_EXERCISE DESCRIPTION_:
Out of the lines below, please list those that hold the string "comments".

═════ RECORDS TO PROCESS

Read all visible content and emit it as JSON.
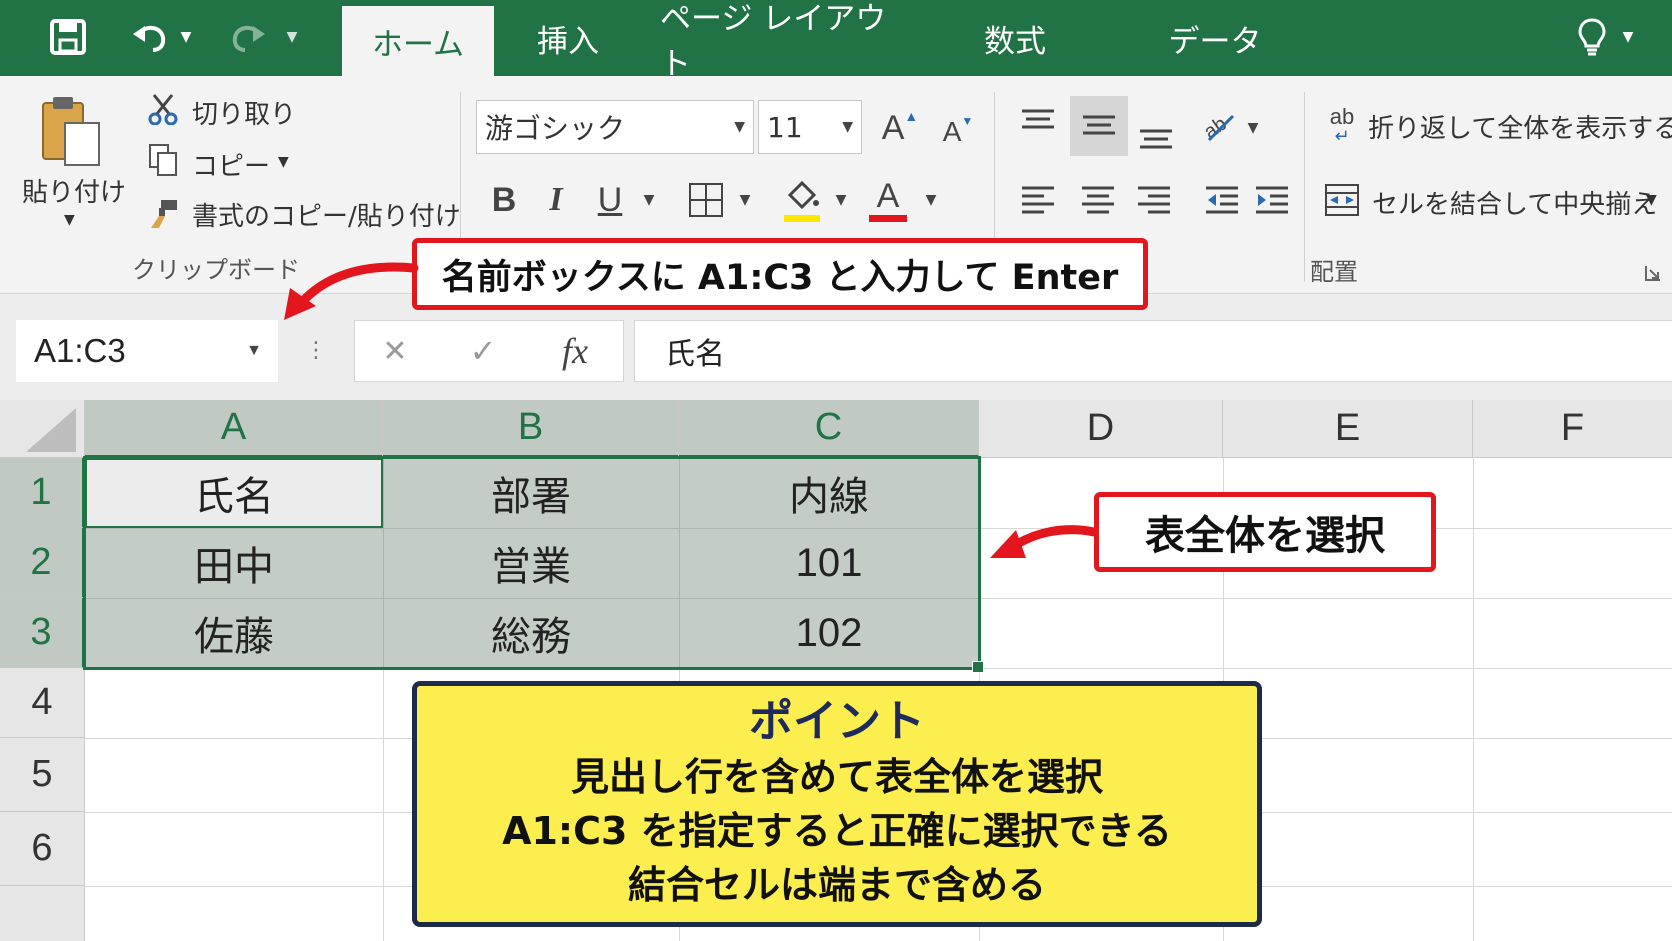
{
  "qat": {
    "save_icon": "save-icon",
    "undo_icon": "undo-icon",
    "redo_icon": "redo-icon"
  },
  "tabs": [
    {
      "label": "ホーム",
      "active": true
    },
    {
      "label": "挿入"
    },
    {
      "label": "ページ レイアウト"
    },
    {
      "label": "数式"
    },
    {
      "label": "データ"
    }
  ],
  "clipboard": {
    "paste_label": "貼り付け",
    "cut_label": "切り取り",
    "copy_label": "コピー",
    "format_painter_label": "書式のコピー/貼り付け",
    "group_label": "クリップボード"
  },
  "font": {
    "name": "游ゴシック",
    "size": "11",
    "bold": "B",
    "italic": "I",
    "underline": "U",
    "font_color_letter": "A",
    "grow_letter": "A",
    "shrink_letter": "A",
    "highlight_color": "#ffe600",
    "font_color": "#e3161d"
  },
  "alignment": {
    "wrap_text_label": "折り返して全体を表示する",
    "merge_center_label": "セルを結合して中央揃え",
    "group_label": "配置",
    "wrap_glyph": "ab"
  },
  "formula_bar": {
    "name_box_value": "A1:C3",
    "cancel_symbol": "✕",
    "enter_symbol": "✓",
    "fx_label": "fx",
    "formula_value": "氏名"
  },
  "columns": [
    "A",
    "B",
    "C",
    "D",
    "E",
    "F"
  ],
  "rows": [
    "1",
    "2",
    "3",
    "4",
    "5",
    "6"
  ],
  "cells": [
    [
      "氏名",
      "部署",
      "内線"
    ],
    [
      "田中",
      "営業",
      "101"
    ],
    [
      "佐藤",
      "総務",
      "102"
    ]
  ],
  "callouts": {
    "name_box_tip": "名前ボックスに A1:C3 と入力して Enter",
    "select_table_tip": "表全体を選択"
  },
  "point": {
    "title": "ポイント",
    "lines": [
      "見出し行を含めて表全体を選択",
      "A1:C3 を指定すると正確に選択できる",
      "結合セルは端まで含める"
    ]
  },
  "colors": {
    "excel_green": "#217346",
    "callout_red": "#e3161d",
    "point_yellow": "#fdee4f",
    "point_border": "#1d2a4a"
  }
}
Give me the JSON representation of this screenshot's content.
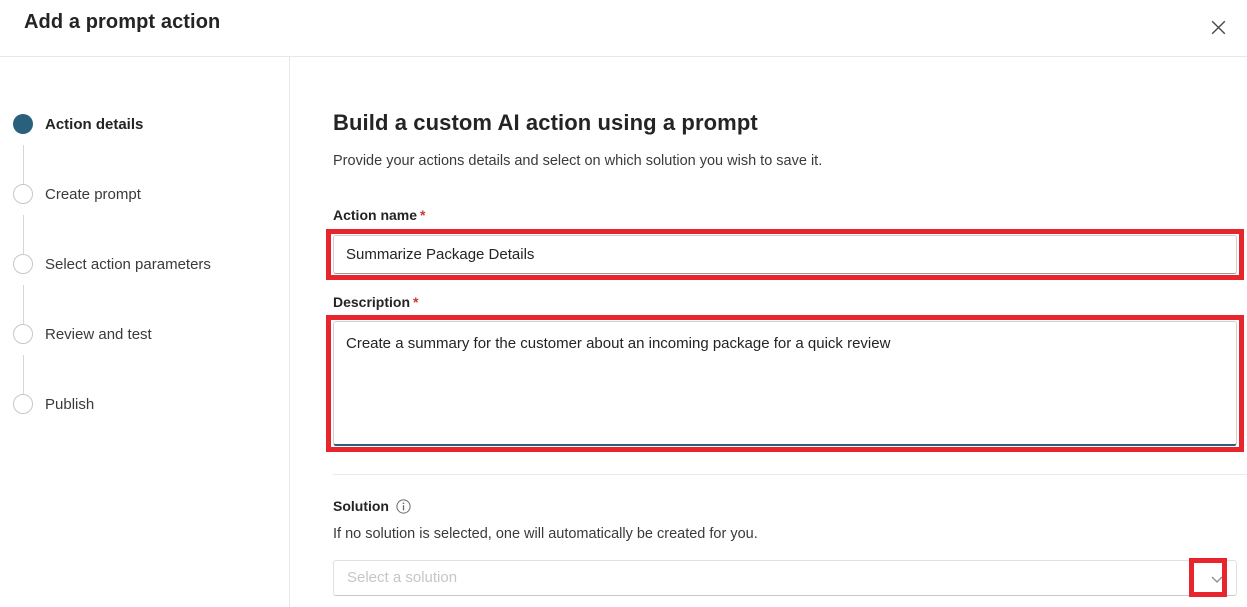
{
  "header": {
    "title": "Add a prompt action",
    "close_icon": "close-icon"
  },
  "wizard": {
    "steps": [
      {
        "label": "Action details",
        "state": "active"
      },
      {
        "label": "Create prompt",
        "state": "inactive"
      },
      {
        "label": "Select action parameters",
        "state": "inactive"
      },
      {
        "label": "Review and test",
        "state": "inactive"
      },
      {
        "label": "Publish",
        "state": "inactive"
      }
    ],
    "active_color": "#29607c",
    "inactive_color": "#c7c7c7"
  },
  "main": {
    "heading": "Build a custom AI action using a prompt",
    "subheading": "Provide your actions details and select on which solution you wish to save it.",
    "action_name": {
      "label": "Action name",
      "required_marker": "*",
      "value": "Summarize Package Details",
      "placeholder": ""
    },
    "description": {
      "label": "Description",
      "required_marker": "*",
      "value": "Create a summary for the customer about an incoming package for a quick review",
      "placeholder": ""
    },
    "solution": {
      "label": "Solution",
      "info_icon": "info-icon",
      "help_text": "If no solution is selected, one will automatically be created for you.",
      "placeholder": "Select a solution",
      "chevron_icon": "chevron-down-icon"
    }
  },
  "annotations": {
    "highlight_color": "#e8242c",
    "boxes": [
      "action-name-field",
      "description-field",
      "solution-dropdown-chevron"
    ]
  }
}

══════════
═════ RECORDS TO PROCESS

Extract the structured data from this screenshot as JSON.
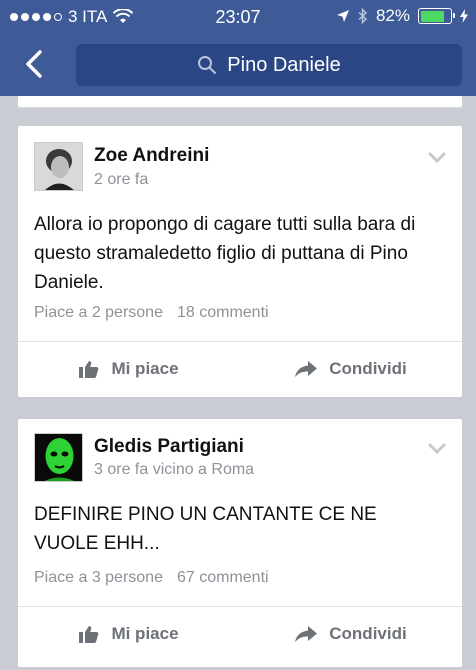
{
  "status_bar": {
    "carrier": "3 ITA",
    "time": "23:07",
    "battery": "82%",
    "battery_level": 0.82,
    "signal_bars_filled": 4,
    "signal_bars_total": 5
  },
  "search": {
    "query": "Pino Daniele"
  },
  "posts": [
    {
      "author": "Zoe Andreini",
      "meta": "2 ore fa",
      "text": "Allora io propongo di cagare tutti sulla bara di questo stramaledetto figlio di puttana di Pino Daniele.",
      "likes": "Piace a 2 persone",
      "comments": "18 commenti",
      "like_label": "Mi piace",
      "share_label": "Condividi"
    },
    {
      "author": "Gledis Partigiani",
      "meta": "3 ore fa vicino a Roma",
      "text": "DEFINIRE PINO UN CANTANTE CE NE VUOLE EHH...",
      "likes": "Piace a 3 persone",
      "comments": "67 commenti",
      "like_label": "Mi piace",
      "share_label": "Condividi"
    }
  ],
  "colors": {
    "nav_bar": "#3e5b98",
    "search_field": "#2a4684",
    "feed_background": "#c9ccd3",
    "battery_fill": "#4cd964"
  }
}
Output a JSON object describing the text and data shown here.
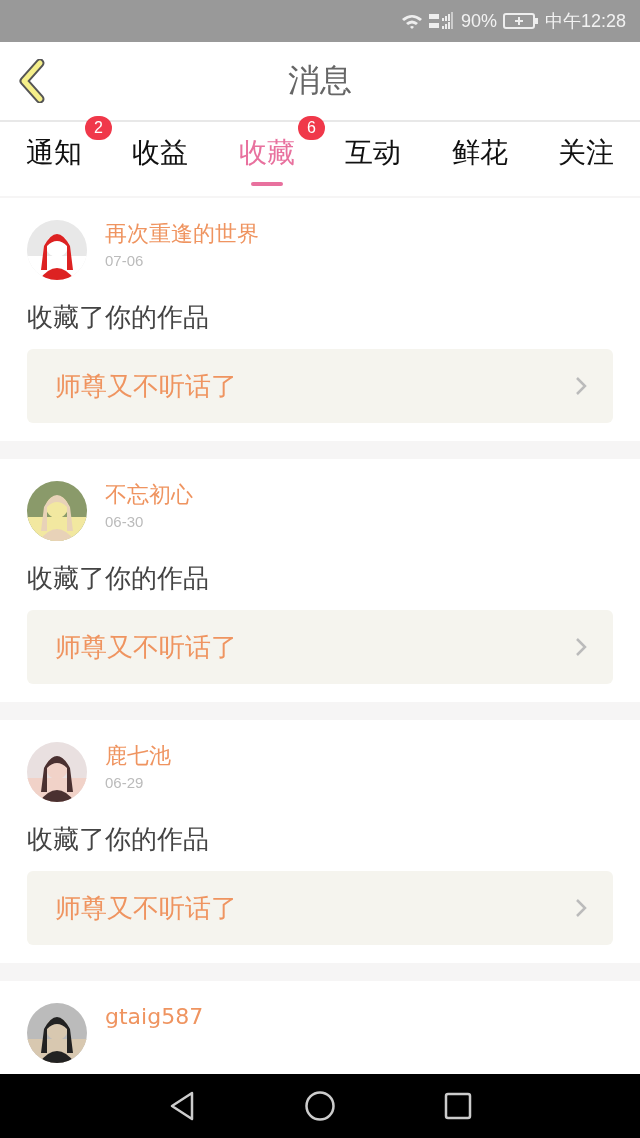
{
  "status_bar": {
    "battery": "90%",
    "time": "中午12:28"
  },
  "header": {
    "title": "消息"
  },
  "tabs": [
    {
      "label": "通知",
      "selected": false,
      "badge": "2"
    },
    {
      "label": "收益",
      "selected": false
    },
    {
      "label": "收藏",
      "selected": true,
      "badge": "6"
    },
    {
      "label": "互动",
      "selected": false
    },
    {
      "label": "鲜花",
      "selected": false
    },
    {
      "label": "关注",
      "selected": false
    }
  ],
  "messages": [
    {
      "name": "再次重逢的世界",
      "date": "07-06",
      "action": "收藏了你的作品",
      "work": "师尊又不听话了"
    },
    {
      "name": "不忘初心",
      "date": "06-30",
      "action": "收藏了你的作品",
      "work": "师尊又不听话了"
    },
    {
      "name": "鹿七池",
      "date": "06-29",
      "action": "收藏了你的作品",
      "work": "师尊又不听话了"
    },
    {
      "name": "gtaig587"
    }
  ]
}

══════════
═════ RECORDS TO PROCESS

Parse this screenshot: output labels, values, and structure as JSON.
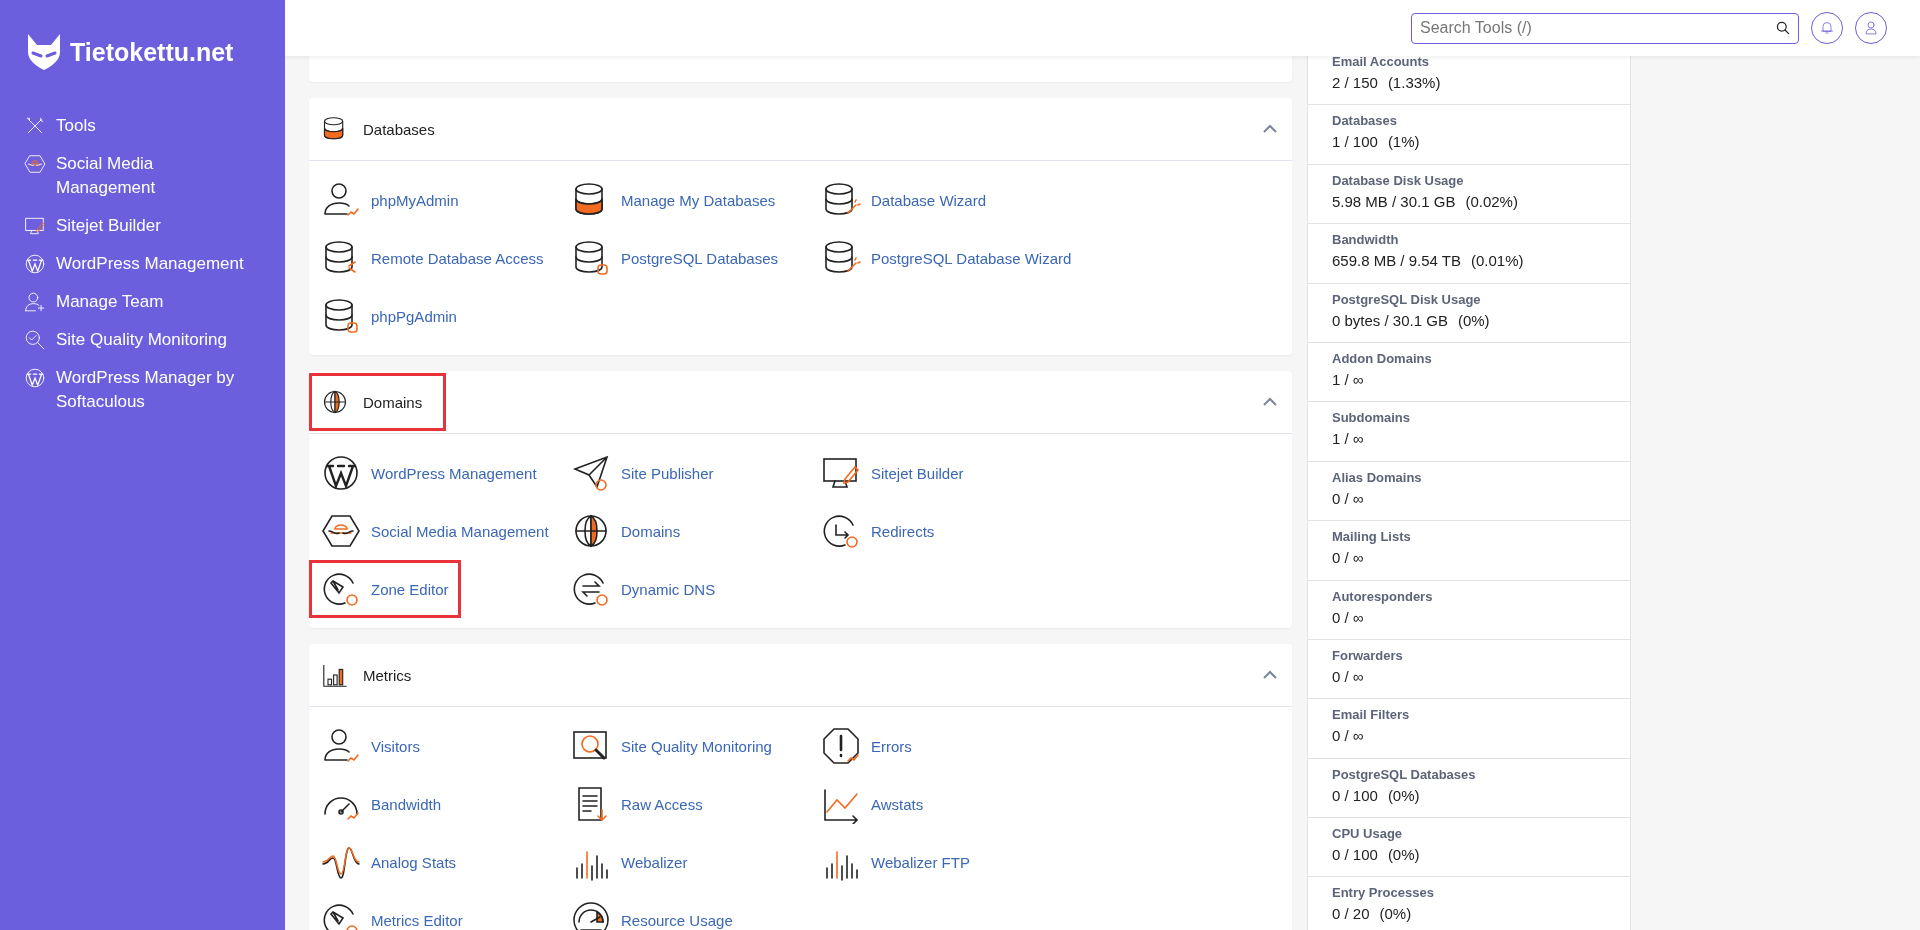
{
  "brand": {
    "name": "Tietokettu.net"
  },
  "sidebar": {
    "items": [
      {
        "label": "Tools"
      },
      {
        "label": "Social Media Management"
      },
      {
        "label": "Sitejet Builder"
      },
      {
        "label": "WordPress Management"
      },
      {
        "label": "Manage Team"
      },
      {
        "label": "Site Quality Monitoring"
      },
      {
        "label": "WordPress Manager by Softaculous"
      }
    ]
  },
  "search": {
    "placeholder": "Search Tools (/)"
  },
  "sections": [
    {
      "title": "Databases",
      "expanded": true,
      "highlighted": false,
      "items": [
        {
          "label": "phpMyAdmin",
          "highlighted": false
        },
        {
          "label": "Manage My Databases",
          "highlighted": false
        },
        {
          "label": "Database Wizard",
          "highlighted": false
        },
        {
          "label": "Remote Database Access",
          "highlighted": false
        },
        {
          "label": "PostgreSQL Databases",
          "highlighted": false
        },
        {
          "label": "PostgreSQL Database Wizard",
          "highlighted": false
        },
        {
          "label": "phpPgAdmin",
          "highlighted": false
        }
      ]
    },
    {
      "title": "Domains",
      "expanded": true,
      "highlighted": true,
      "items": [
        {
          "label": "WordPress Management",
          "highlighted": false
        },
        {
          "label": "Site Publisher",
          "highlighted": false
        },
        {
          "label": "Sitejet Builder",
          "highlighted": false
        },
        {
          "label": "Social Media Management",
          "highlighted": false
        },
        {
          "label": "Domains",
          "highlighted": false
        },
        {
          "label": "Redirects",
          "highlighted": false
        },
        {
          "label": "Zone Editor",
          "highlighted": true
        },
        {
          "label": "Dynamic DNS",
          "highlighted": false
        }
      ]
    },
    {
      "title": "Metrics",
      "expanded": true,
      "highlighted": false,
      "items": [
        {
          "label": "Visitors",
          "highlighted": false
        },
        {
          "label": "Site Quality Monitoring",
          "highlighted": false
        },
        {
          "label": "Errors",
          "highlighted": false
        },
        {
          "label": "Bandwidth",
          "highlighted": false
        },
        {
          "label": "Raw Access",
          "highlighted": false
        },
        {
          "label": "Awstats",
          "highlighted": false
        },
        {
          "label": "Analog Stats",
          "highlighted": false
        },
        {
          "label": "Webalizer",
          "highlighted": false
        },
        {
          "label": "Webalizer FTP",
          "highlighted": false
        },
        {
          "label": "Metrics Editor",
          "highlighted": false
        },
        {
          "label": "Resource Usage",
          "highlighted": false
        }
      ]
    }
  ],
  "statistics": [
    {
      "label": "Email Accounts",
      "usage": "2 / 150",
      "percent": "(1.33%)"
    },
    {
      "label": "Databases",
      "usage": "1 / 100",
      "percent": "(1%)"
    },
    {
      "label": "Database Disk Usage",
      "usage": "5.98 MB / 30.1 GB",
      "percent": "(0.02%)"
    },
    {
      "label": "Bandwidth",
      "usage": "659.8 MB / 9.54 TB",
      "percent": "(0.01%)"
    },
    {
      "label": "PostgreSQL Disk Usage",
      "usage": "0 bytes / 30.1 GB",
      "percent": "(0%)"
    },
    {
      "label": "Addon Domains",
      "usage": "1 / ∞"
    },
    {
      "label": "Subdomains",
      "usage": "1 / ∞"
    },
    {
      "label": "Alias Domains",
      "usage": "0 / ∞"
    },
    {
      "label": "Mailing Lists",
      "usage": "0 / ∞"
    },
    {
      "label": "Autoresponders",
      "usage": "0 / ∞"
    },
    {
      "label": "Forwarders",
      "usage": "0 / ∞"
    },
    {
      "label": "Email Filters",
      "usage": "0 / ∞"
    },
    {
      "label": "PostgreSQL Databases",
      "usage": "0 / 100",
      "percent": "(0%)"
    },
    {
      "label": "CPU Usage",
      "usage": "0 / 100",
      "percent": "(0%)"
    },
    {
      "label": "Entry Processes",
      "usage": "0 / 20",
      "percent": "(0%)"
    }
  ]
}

══════════

_RESPONSE_:
      "comments": "18 commenti",
      "comments": "67 commenti",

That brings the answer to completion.